**DATA RECORDS**
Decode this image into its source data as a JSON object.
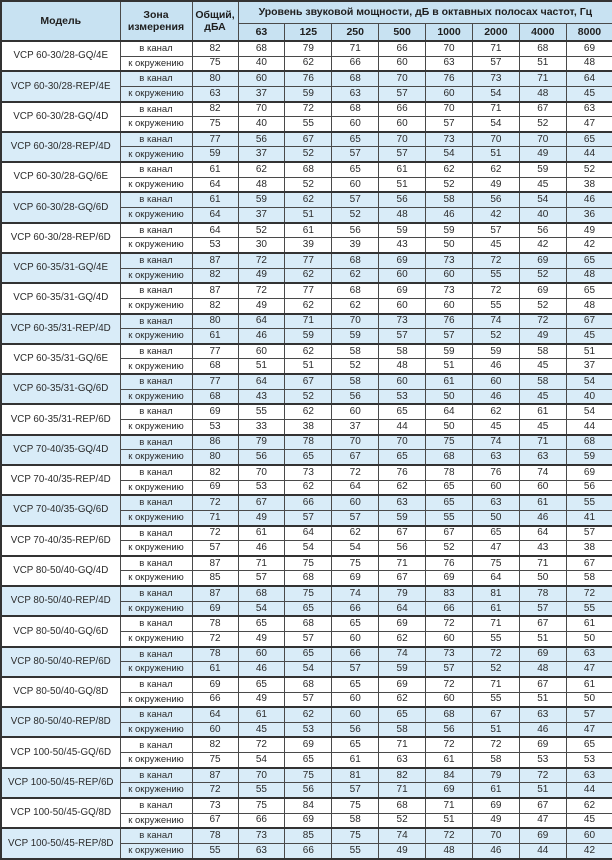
{
  "colors": {
    "header_bg": "#c8e2f2",
    "shaded_row_bg": "#d9ecf8",
    "border": "#4a4a4a"
  },
  "table": {
    "headers": {
      "model": "Модель",
      "zone": "Зона измерения",
      "total": "Общий, дБА",
      "spl_group": "Уровень звуковой мощности, дБ в октавных полосах частот, Гц",
      "frequencies": [
        "63",
        "125",
        "250",
        "500",
        "1000",
        "2000",
        "4000",
        "8000"
      ]
    },
    "zone_labels": {
      "duct": "в канал",
      "ambient": "к окружению"
    },
    "rows": [
      {
        "model": "VCP 60-30/28-GQ/4E",
        "shaded": false,
        "duct": {
          "total": 82,
          "levels": [
            68,
            79,
            71,
            66,
            70,
            71,
            68,
            69
          ]
        },
        "ambient": {
          "total": 75,
          "levels": [
            40,
            62,
            66,
            60,
            63,
            57,
            51,
            48
          ]
        }
      },
      {
        "model": "VCP 60-30/28-REP/4E",
        "shaded": true,
        "duct": {
          "total": 80,
          "levels": [
            60,
            76,
            68,
            70,
            76,
            73,
            71,
            64
          ]
        },
        "ambient": {
          "total": 63,
          "levels": [
            37,
            59,
            63,
            57,
            60,
            54,
            48,
            45
          ]
        }
      },
      {
        "model": "VCP 60-30/28-GQ/4D",
        "shaded": false,
        "duct": {
          "total": 82,
          "levels": [
            70,
            72,
            68,
            66,
            70,
            71,
            67,
            63
          ]
        },
        "ambient": {
          "total": 75,
          "levels": [
            40,
            55,
            60,
            60,
            57,
            54,
            52,
            47
          ]
        }
      },
      {
        "model": "VCP 60-30/28-REP/4D",
        "shaded": true,
        "duct": {
          "total": 77,
          "levels": [
            56,
            67,
            65,
            70,
            73,
            70,
            70,
            65
          ]
        },
        "ambient": {
          "total": 59,
          "levels": [
            37,
            52,
            57,
            57,
            54,
            51,
            49,
            44
          ]
        }
      },
      {
        "model": "VCP 60-30/28-GQ/6E",
        "shaded": false,
        "duct": {
          "total": 61,
          "levels": [
            62,
            68,
            65,
            61,
            62,
            62,
            59,
            52
          ]
        },
        "ambient": {
          "total": 64,
          "levels": [
            48,
            52,
            60,
            51,
            52,
            49,
            45,
            38
          ]
        }
      },
      {
        "model": "VCP 60-30/28-GQ/6D",
        "shaded": true,
        "duct": {
          "total": 61,
          "levels": [
            59,
            62,
            57,
            56,
            58,
            56,
            54,
            46
          ]
        },
        "ambient": {
          "total": 64,
          "levels": [
            37,
            51,
            52,
            48,
            46,
            42,
            40,
            36
          ]
        }
      },
      {
        "model": "VCP 60-30/28-REP/6D",
        "shaded": false,
        "duct": {
          "total": 64,
          "levels": [
            52,
            61,
            56,
            59,
            59,
            57,
            56,
            49
          ]
        },
        "ambient": {
          "total": 53,
          "levels": [
            30,
            39,
            39,
            43,
            50,
            45,
            42,
            42
          ]
        }
      },
      {
        "model": "VCP 60-35/31-GQ/4E",
        "shaded": true,
        "duct": {
          "total": 87,
          "levels": [
            72,
            77,
            68,
            69,
            73,
            72,
            69,
            65
          ]
        },
        "ambient": {
          "total": 82,
          "levels": [
            49,
            62,
            62,
            60,
            60,
            55,
            52,
            48
          ]
        }
      },
      {
        "model": "VCP 60-35/31-GQ/4D",
        "shaded": false,
        "duct": {
          "total": 87,
          "levels": [
            72,
            77,
            68,
            69,
            73,
            72,
            69,
            65
          ]
        },
        "ambient": {
          "total": 82,
          "levels": [
            49,
            62,
            62,
            60,
            60,
            55,
            52,
            48
          ]
        }
      },
      {
        "model": "VCP 60-35/31-REP/4D",
        "shaded": true,
        "duct": {
          "total": 80,
          "levels": [
            64,
            71,
            70,
            73,
            76,
            74,
            72,
            67
          ]
        },
        "ambient": {
          "total": 61,
          "levels": [
            46,
            59,
            59,
            57,
            57,
            52,
            49,
            45
          ]
        }
      },
      {
        "model": "VCP 60-35/31-GQ/6E",
        "shaded": false,
        "duct": {
          "total": 77,
          "levels": [
            60,
            62,
            58,
            58,
            59,
            59,
            58,
            51
          ]
        },
        "ambient": {
          "total": 68,
          "levels": [
            51,
            51,
            52,
            48,
            51,
            46,
            45,
            37
          ]
        }
      },
      {
        "model": "VCP 60-35/31-GQ/6D",
        "shaded": true,
        "duct": {
          "total": 77,
          "levels": [
            64,
            67,
            58,
            60,
            61,
            60,
            58,
            54
          ]
        },
        "ambient": {
          "total": 68,
          "levels": [
            43,
            52,
            56,
            53,
            50,
            46,
            45,
            40
          ]
        }
      },
      {
        "model": "VCP 60-35/31-REP/6D",
        "shaded": false,
        "duct": {
          "total": 69,
          "levels": [
            55,
            62,
            60,
            65,
            64,
            62,
            61,
            54
          ]
        },
        "ambient": {
          "total": 53,
          "levels": [
            33,
            38,
            37,
            44,
            50,
            45,
            45,
            44
          ]
        }
      },
      {
        "model": "VCP 70-40/35-GQ/4D",
        "shaded": true,
        "duct": {
          "total": 86,
          "levels": [
            79,
            78,
            70,
            70,
            75,
            74,
            71,
            68
          ]
        },
        "ambient": {
          "total": 80,
          "levels": [
            56,
            65,
            67,
            65,
            68,
            63,
            63,
            59
          ]
        }
      },
      {
        "model": "VCP 70-40/35-REP/4D",
        "shaded": false,
        "duct": {
          "total": 82,
          "levels": [
            70,
            73,
            72,
            76,
            78,
            76,
            74,
            69
          ]
        },
        "ambient": {
          "total": 69,
          "levels": [
            53,
            62,
            64,
            62,
            65,
            60,
            60,
            56
          ]
        }
      },
      {
        "model": "VCP 70-40/35-GQ/6D",
        "shaded": true,
        "duct": {
          "total": 72,
          "levels": [
            67,
            66,
            60,
            63,
            65,
            63,
            61,
            55
          ]
        },
        "ambient": {
          "total": 71,
          "levels": [
            49,
            57,
            57,
            59,
            55,
            50,
            46,
            41
          ]
        }
      },
      {
        "model": "VCP 70-40/35-REP/6D",
        "shaded": false,
        "duct": {
          "total": 72,
          "levels": [
            61,
            64,
            62,
            67,
            67,
            65,
            64,
            57
          ]
        },
        "ambient": {
          "total": 57,
          "levels": [
            46,
            54,
            54,
            56,
            52,
            47,
            43,
            38
          ]
        }
      },
      {
        "model": "VCP 80-50/40-GQ/4D",
        "shaded": false,
        "duct": {
          "total": 87,
          "levels": [
            71,
            75,
            75,
            71,
            76,
            75,
            71,
            67
          ]
        },
        "ambient": {
          "total": 85,
          "levels": [
            57,
            68,
            69,
            67,
            69,
            64,
            50,
            58
          ]
        }
      },
      {
        "model": "VCP 80-50/40-REP/4D",
        "shaded": true,
        "duct": {
          "total": 87,
          "levels": [
            68,
            75,
            74,
            79,
            83,
            81,
            78,
            72
          ]
        },
        "ambient": {
          "total": 69,
          "levels": [
            54,
            65,
            66,
            64,
            66,
            61,
            57,
            55
          ]
        }
      },
      {
        "model": "VCP 80-50/40-GQ/6D",
        "shaded": false,
        "duct": {
          "total": 78,
          "levels": [
            65,
            68,
            65,
            69,
            72,
            71,
            67,
            61
          ]
        },
        "ambient": {
          "total": 72,
          "levels": [
            49,
            57,
            60,
            62,
            60,
            55,
            51,
            50
          ]
        }
      },
      {
        "model": "VCP 80-50/40-REP/6D",
        "shaded": true,
        "duct": {
          "total": 78,
          "levels": [
            60,
            65,
            66,
            74,
            73,
            72,
            69,
            63
          ]
        },
        "ambient": {
          "total": 61,
          "levels": [
            46,
            54,
            57,
            59,
            57,
            52,
            48,
            47
          ]
        }
      },
      {
        "model": "VCP 80-50/40-GQ/8D",
        "shaded": false,
        "duct": {
          "total": 69,
          "levels": [
            65,
            68,
            65,
            69,
            72,
            71,
            67,
            61
          ]
        },
        "ambient": {
          "total": 66,
          "levels": [
            49,
            57,
            60,
            62,
            60,
            55,
            51,
            50
          ]
        }
      },
      {
        "model": "VCP 80-50/40-REP/8D",
        "shaded": true,
        "duct": {
          "total": 64,
          "levels": [
            61,
            62,
            60,
            65,
            68,
            67,
            63,
            57
          ]
        },
        "ambient": {
          "total": 60,
          "levels": [
            45,
            53,
            56,
            58,
            56,
            51,
            46,
            47
          ]
        }
      },
      {
        "model": "VCP 100-50/45-GQ/6D",
        "shaded": false,
        "duct": {
          "total": 82,
          "levels": [
            72,
            69,
            65,
            71,
            72,
            72,
            69,
            65
          ]
        },
        "ambient": {
          "total": 75,
          "levels": [
            54,
            65,
            61,
            63,
            61,
            58,
            53,
            53
          ]
        }
      },
      {
        "model": "VCP 100-50/45-REP/6D",
        "shaded": true,
        "duct": {
          "total": 87,
          "levels": [
            70,
            75,
            81,
            82,
            84,
            79,
            72,
            63
          ]
        },
        "ambient": {
          "total": 72,
          "levels": [
            55,
            56,
            57,
            71,
            69,
            61,
            51,
            44
          ]
        }
      },
      {
        "model": "VCP 100-50/45-GQ/8D",
        "shaded": false,
        "duct": {
          "total": 73,
          "levels": [
            75,
            84,
            75,
            68,
            71,
            69,
            67,
            62
          ]
        },
        "ambient": {
          "total": 67,
          "levels": [
            66,
            69,
            58,
            52,
            51,
            49,
            47,
            45
          ]
        }
      },
      {
        "model": "VCP 100-50/45-REP/8D",
        "shaded": true,
        "duct": {
          "total": 78,
          "levels": [
            73,
            85,
            75,
            74,
            72,
            70,
            69,
            60
          ]
        },
        "ambient": {
          "total": 55,
          "levels": [
            63,
            66,
            55,
            49,
            48,
            46,
            44,
            42
          ]
        }
      }
    ]
  }
}
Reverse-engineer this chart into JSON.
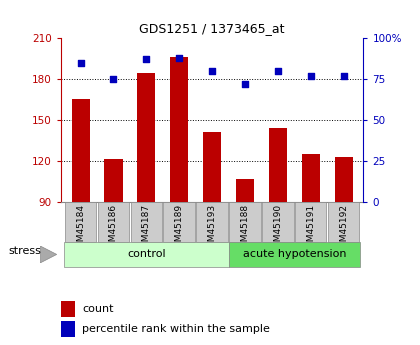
{
  "title": "GDS1251 / 1373465_at",
  "samples": [
    "GSM45184",
    "GSM45186",
    "GSM45187",
    "GSM45189",
    "GSM45193",
    "GSM45188",
    "GSM45190",
    "GSM45191",
    "GSM45192"
  ],
  "counts": [
    165,
    121,
    184,
    196,
    141,
    107,
    144,
    125,
    123
  ],
  "percentiles": [
    85,
    75,
    87,
    88,
    80,
    72,
    80,
    77,
    77
  ],
  "ylim_left": [
    90,
    210
  ],
  "ylim_right": [
    0,
    100
  ],
  "yticks_left": [
    90,
    120,
    150,
    180,
    210
  ],
  "yticks_right": [
    0,
    25,
    50,
    75,
    100
  ],
  "ytick_labels_right": [
    "0",
    "25",
    "50",
    "75",
    "100%"
  ],
  "n_control": 5,
  "n_acute": 4,
  "bar_color": "#bb0000",
  "dot_color": "#0000bb",
  "control_bg": "#ccffcc",
  "acute_bg": "#66dd66",
  "tick_bg": "#cccccc",
  "bar_width": 0.55,
  "legend_count_label": "count",
  "legend_pct_label": "percentile rank within the sample",
  "stress_label": "stress",
  "control_label": "control",
  "acute_label": "acute hypotension",
  "grid_lines": [
    120,
    150,
    180
  ],
  "title_fontsize": 9,
  "axis_fontsize": 7.5,
  "label_fontsize": 6.5,
  "group_fontsize": 8
}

**WHAT NEEDS TO BE DONE**
Report the number of lines in the listing that include the string "this"; give nothing but the number.

**WRITTEN RESPONSE**
2